### Your goal
Reproduce the listing below without any change.

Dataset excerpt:
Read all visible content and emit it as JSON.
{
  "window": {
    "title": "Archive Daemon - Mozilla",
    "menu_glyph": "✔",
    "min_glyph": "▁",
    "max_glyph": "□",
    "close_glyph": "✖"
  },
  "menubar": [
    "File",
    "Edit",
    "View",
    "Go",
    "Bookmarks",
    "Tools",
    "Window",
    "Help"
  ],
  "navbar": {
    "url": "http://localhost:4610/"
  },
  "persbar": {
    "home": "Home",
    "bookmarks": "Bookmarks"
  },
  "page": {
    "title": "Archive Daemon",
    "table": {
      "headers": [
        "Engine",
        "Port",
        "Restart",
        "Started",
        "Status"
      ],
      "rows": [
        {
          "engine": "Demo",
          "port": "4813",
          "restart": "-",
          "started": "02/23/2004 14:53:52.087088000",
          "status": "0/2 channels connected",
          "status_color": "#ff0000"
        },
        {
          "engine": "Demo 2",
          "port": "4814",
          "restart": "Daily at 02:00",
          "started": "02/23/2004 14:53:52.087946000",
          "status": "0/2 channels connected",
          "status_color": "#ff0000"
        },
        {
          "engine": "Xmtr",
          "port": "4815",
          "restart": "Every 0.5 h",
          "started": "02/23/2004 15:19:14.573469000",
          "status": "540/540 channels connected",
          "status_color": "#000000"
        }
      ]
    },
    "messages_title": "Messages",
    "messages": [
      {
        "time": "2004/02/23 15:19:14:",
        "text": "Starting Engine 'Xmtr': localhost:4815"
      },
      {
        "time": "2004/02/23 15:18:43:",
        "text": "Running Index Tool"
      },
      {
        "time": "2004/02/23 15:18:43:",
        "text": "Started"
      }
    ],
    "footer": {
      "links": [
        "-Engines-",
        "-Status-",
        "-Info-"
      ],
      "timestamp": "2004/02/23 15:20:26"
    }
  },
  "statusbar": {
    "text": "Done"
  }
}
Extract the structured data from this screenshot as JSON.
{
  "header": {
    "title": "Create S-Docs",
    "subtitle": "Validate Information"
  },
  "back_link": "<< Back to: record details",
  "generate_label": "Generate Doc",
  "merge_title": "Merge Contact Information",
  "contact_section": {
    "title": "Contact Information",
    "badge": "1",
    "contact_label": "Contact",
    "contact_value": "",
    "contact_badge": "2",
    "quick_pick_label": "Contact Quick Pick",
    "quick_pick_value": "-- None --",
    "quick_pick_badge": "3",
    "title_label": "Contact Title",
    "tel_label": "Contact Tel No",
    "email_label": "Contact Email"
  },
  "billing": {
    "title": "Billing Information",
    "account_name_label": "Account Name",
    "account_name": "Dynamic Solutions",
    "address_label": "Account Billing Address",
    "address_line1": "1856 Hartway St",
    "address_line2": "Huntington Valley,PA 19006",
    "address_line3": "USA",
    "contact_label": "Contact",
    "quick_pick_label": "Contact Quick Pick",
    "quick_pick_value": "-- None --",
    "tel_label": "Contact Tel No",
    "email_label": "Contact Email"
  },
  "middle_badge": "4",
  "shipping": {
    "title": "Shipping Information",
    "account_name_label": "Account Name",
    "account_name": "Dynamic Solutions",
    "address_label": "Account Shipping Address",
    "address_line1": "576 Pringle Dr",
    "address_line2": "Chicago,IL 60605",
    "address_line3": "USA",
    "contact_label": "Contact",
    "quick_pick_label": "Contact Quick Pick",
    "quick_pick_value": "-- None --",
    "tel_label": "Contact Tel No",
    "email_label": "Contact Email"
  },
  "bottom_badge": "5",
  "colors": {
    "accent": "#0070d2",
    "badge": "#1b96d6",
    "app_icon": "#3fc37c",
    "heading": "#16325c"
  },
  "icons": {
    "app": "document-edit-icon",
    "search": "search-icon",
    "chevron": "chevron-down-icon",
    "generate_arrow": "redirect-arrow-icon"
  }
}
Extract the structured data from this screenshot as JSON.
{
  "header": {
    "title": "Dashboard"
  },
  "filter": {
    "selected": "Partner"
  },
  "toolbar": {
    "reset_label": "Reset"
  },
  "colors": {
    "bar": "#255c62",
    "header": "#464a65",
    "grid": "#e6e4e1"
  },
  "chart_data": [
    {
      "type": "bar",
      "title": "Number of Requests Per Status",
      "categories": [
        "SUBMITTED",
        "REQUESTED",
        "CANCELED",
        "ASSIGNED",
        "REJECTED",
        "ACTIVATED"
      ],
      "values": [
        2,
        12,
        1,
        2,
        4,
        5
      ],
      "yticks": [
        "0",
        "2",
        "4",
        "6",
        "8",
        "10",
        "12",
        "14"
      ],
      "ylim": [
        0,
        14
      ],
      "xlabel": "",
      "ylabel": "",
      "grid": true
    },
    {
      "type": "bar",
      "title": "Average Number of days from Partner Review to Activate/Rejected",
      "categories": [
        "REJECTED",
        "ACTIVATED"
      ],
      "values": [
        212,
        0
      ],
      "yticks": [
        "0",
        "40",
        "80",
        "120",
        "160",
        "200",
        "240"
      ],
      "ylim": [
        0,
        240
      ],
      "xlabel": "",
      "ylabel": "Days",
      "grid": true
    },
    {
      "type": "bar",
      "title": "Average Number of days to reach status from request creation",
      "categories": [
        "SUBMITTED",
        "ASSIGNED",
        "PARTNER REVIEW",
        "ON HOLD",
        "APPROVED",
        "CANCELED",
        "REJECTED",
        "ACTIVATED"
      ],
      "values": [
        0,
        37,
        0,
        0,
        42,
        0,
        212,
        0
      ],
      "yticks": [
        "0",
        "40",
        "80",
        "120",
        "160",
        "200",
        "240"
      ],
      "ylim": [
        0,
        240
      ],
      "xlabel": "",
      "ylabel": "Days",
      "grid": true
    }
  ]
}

### Exercise answer
Read all visible content and emit it as JSON.
{
  "window": {
    "title": "Archive Daemon - Mozilla",
    "menu_glyph": "✔",
    "min_glyph": "▁",
    "max_glyph": "□",
    "close_glyph": "✖"
  },
  "menubar": [
    "File",
    "Edit",
    "View",
    "Go",
    "Bookmarks",
    "Tools",
    "Window",
    "Help"
  ],
  "navbar": {
    "url": "http://localhost:4610/"
  },
  "persbar": {
    "home": "Home",
    "bookmarks": "Bookmarks"
  },
  "page": {
    "title": "Archive Daemon",
    "table": {
      "headers": [
        "Engine",
        "Port",
        "Restart",
        "Started",
        "Status"
      ],
      "rows": [
        {
          "engine": "Demo",
          "port": "4813",
          "restart": "-",
          "started": "02/23/2004 14:53:52.087088000",
          "status": "0/2 channels connected",
          "status_color": "#ff0000"
        },
        {
          "engine": "Demo 2",
          "port": "4814",
          "restart": "Daily at 02:00",
          "started": "02/23/2004 14:53:52.087946000",
          "status": "0/2 channels connected",
          "status_color": "#ff0000"
        },
        {
          "engine": "Xmtr",
          "port": "4815",
          "restart": "Every 0.5 h",
          "started": "02/23/2004 15:19:14.573469000",
          "status": "540/540 channels connected",
          "status_color": "#000000"
        }
      ]
    },
    "messages_title": "Messages",
    "messages": [
      {
        "time": "2004/02/23 15:19:14:",
        "text": "Starting Engine 'Xmtr': localhost:4815"
      },
      {
        "time": "2004/02/23 15:18:43:",
        "text": "Running Index Tool"
      },
      {
        "time": "2004/02/23 15:18:43:",
        "text": "Started"
      }
    ],
    "footer": {
      "links": [
        "-Engines-",
        "-Status-",
        "-Info-"
      ],
      "timestamp": "2004/02/23 15:20:26"
    }
  },
  "statusbar": {
    "text": "Done"
  }
}
Extract the structured data from this screenshot as JSON.
{
  "header": {
    "title": "Create S-Docs",
    "subtitle": "Validate Information"
  },
  "back_link": "<< Back to: record details",
  "generate_label": "Generate Doc",
  "merge_title": "Merge Contact Information",
  "contact_section": {
    "title": "Contact Information",
    "badge": "1",
    "contact_label": "Contact",
    "contact_value": "",
    "contact_badge": "2",
    "quick_pick_label": "Contact Quick Pick",
    "quick_pick_value": "-- None --",
    "quick_pick_badge": "3",
    "title_label": "Contact Title",
    "tel_label": "Contact Tel No",
    "email_label": "Contact Email"
  },
  "billing": {
    "title": "Billing Information",
    "account_name_label": "Account Name",
    "account_name": "Dynamic Solutions",
    "address_label": "Account Billing Address",
    "address_line1": "1856 Hartway St",
    "address_line2": "Huntington Valley,PA 19006",
    "address_line3": "USA",
    "contact_label": "Contact",
    "quick_pick_label": "Contact Quick Pick",
    "quick_pick_value": "-- None --",
    "tel_label": "Contact Tel No",
    "email_label": "Contact Email"
  },
  "middle_badge": "4",
  "shipping": {
    "title": "Shipping Information",
    "account_name_label": "Account Name",
    "account_name": "Dynamic Solutions",
    "address_label": "Account Shipping Address",
    "address_line1": "576 Pringle Dr",
    "address_line2": "Chicago,IL 60605",
    "address_line3": "USA",
    "contact_label": "Contact",
    "quick_pick_label": "Contact Quick Pick",
    "quick_pick_value": "-- None --",
    "tel_label": "Contact Tel No",
    "email_label": "Contact Email"
  },
  "bottom_badge": "5",
  "colors": {
    "accent": "#0070d2",
    "badge": "#1b96d6",
    "app_icon": "#3fc37c",
    "heading": "#16325c"
  },
  "icons": {
    "app": "document-edit-icon",
    "search": "search-icon",
    "chevron": "chevron-down-icon",
    "generate_arrow": "redirect-arrow-icon"
  }
}
Extract the structured data from this screenshot as JSON.
{
  "header": {
    "title": "Dashboard"
  },
  "filter": {
    "selected": "Partner"
  },
  "toolbar": {
    "reset_label": "Reset"
  },
  "colors": {
    "bar": "#255c62",
    "header": "#464a65",
    "grid": "#e6e4e1"
  },
  "chart_data": [
    {
      "type": "bar",
      "title": "Number of Requests Per Status",
      "categories": [
        "SUBMITTED",
        "REQUESTED",
        "CANCELED",
        "ASSIGNED",
        "REJECTED",
        "ACTIVATED"
      ],
      "values": [
        2,
        12,
        1,
        2,
        4,
        5
      ],
      "yticks": [
        "0",
        "2",
        "4",
        "6",
        "8",
        "10",
        "12",
        "14"
      ],
      "ylim": [
        0,
        14
      ],
      "xlabel": "",
      "ylabel": "",
      "grid": true
    },
    {
      "type": "bar",
      "title": "Average Number of days from Partner Review to Activate/Rejected",
      "categories": [
        "REJECTED",
        "ACTIVATED"
      ],
      "values": [
        212,
        0
      ],
      "yticks": [
        "0",
        "40",
        "80",
        "120",
        "160",
        "200",
        "240"
      ],
      "ylim": [
        0,
        240
      ],
      "xlabel": "",
      "ylabel": "Days",
      "grid": true
    },
    {
      "type": "bar",
      "title": "Average Number of days to reach status from request creation",
      "categories": [
        "SUBMITTED",
        "ASSIGNED",
        "PARTNER REVIEW",
        "ON HOLD",
        "APPROVED",
        "CANCELED",
        "REJECTED",
        "ACTIVATED"
      ],
      "values": [
        0,
        37,
        0,
        0,
        42,
        0,
        212,
        0
      ],
      "yticks": [
        "0",
        "40",
        "80",
        "120",
        "160",
        "200",
        "240"
      ],
      "ylim": [
        0,
        240
      ],
      "xlabel": "",
      "ylabel": "Days",
      "grid": true
    }
  ]
}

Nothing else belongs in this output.